=== PROBLEM TO WORK ON ===
Give every entry again, word for word and in full.

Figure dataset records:
— begin —
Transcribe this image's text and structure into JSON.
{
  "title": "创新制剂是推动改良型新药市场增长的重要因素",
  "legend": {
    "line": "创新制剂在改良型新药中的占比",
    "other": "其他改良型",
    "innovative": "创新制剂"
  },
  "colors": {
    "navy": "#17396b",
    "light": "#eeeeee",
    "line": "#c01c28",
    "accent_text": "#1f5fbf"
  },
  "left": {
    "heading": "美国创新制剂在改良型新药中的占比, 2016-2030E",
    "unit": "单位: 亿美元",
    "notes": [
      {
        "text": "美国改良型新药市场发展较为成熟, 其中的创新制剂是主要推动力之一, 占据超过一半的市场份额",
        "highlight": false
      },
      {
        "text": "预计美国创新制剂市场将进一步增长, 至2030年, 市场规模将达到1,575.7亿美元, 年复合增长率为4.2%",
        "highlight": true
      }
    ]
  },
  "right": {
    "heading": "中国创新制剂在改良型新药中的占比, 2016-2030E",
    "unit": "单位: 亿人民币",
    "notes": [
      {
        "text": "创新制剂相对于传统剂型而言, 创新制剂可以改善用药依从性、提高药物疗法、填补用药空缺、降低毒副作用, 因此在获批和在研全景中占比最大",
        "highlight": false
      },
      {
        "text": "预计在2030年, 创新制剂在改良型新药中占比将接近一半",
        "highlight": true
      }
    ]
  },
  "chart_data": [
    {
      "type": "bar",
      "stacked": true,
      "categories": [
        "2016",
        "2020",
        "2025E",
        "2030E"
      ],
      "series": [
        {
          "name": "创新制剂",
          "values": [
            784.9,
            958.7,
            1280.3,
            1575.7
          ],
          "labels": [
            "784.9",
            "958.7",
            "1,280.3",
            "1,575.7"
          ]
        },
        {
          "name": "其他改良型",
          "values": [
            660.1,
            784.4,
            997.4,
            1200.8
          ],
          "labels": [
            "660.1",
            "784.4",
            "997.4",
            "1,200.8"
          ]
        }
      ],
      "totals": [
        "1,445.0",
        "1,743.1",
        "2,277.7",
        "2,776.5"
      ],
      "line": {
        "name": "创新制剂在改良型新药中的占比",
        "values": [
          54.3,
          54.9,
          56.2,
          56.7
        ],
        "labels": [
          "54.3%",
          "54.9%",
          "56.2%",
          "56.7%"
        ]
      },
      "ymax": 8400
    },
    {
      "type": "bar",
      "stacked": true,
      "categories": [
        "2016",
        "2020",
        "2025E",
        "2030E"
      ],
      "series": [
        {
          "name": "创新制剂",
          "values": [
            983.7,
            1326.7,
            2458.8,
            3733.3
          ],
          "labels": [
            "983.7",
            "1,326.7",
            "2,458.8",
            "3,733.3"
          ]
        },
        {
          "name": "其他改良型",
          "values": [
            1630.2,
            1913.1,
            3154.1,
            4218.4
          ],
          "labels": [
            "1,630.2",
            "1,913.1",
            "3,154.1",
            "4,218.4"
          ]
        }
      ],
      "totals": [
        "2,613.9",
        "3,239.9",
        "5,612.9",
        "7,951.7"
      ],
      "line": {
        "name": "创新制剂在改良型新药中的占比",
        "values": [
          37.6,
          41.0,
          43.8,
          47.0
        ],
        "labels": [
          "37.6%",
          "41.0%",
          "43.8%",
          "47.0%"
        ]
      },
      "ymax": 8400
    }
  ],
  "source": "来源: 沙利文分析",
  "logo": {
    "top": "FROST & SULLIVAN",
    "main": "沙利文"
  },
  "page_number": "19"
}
— end —
=== EXPECTED ANSWER ===
Transcribe this image's text and structure into JSON.
{
  "title": "创新制剂是推动改良型新药市场增长的重要因素",
  "legend": {
    "line": "创新制剂在改良型新药中的占比",
    "other": "其他改良型",
    "innovative": "创新制剂"
  },
  "colors": {
    "navy": "#17396b",
    "light": "#eeeeee",
    "line": "#c01c28",
    "accent_text": "#1f5fbf"
  },
  "left": {
    "heading": "美国创新制剂在改良型新药中的占比, 2016-2030E",
    "unit": "单位: 亿美元",
    "notes": [
      {
        "text": "美国改良型新药市场发展较为成熟, 其中的创新制剂是主要推动力之一, 占据超过一半的市场份额",
        "highlight": false
      },
      {
        "text": "预计美国创新制剂市场将进一步增长, 至2030年, 市场规模将达到1,575.7亿美元, 年复合增长率为4.2%",
        "highlight": true
      }
    ]
  },
  "right": {
    "heading": "中国创新制剂在改良型新药中的占比, 2016-2030E",
    "unit": "单位: 亿人民币",
    "notes": [
      {
        "text": "创新制剂相对于传统剂型而言, 创新制剂可以改善用药依从性、提高药物疗法、填补用药空缺、降低毒副作用, 因此在获批和在研全景中占比最大",
        "highlight": false
      },
      {
        "text": "预计在2030年, 创新制剂在改良型新药中占比将接近一半",
        "highlight": true
      }
    ]
  },
  "chart_data": [
    {
      "type": "bar",
      "stacked": true,
      "categories": [
        "2016",
        "2020",
        "2025E",
        "2030E"
      ],
      "series": [
        {
          "name": "创新制剂",
          "values": [
            784.9,
            958.7,
            1280.3,
            1575.7
          ],
          "labels": [
            "784.9",
            "958.7",
            "1,280.3",
            "1,575.7"
          ]
        },
        {
          "name": "其他改良型",
          "values": [
            660.1,
            784.4,
            997.4,
            1200.8
          ],
          "labels": [
            "660.1",
            "784.4",
            "997.4",
            "1,200.8"
          ]
        }
      ],
      "totals": [
        "1,445.0",
        "1,743.1",
        "2,277.7",
        "2,776.5"
      ],
      "line": {
        "name": "创新制剂在改良型新药中的占比",
        "values": [
          54.3,
          54.9,
          56.2,
          56.7
        ],
        "labels": [
          "54.3%",
          "54.9%",
          "56.2%",
          "56.7%"
        ]
      },
      "ymax": 8400
    },
    {
      "type": "bar",
      "stacked": true,
      "categories": [
        "2016",
        "2020",
        "2025E",
        "2030E"
      ],
      "series": [
        {
          "name": "创新制剂",
          "values": [
            983.7,
            1326.7,
            2458.8,
            3733.3
          ],
          "labels": [
            "983.7",
            "1,326.7",
            "2,458.8",
            "3,733.3"
          ]
        },
        {
          "name": "其他改良型",
          "values": [
            1630.2,
            1913.1,
            3154.1,
            4218.4
          ],
          "labels": [
            "1,630.2",
            "1,913.1",
            "3,154.1",
            "4,218.4"
          ]
        }
      ],
      "totals": [
        "2,613.9",
        "3,239.9",
        "5,612.9",
        "7,951.7"
      ],
      "line": {
        "name": "创新制剂在改良型新药中的占比",
        "values": [
          37.6,
          41.0,
          43.8,
          47.0
        ],
        "labels": [
          "37.6%",
          "41.0%",
          "43.8%",
          "47.0%"
        ]
      },
      "ymax": 8400
    }
  ],
  "source": "来源: 沙利文分析",
  "logo": {
    "top": "FROST & SULLIVAN",
    "main": "沙利文"
  },
  "page_number": "19"
}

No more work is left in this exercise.